#### [REQUIRED TASK]
Show all lines that include the string "下腔静脉"; copy each one.

══ PROVIDED DATA

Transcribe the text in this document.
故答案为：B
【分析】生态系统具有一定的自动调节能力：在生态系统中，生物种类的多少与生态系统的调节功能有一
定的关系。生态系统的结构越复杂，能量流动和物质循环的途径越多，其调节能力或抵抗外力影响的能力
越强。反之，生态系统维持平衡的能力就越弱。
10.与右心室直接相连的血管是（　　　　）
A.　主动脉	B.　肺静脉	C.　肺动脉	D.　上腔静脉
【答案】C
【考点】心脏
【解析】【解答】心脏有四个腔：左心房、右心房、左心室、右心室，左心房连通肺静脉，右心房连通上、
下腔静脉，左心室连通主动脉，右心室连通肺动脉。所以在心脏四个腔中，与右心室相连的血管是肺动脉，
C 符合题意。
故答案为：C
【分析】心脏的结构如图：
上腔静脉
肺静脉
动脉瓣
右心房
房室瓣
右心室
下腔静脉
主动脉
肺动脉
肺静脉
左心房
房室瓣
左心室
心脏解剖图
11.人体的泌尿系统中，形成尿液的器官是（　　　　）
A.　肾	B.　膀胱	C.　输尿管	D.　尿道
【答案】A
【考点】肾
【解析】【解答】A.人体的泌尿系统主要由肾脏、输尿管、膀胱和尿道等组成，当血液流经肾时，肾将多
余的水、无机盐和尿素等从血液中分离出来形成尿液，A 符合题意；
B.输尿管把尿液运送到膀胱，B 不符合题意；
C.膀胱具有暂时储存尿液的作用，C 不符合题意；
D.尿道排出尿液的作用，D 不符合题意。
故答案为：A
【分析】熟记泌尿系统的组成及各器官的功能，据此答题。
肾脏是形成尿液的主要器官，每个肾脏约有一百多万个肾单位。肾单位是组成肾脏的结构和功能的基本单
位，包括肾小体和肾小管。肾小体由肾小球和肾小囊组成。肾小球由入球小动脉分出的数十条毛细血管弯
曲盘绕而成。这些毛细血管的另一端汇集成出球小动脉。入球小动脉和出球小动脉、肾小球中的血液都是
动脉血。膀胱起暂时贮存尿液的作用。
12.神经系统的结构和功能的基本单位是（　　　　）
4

════
══ PROVIDED DATA

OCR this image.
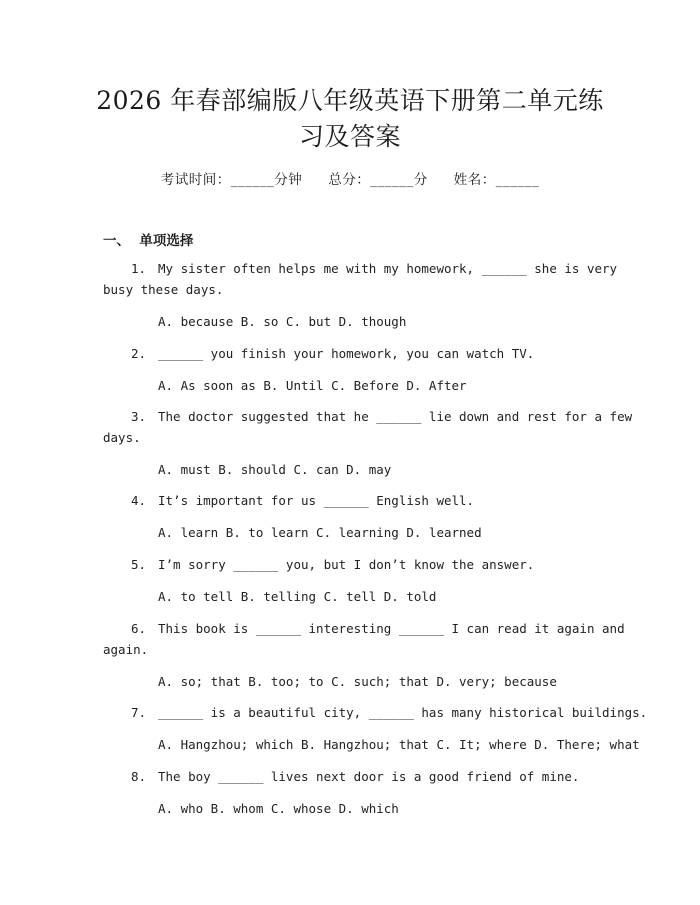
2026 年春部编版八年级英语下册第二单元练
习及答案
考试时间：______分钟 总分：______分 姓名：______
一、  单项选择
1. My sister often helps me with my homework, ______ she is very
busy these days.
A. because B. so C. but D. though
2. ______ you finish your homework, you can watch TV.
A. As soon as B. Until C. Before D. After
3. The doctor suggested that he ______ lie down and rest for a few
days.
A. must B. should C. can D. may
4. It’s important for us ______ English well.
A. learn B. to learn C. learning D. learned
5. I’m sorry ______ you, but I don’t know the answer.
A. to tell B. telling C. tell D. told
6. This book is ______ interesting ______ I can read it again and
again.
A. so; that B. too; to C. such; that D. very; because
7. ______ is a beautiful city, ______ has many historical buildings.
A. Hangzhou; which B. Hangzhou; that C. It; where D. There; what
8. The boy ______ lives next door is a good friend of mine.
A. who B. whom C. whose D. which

════

#### [THE OUTPUT]
下腔静脉，左心室连通主动脉，右心室连通肺动脉。所以在心脏四个腔中，与右心室相连的血管是肺动脉，
下腔静脉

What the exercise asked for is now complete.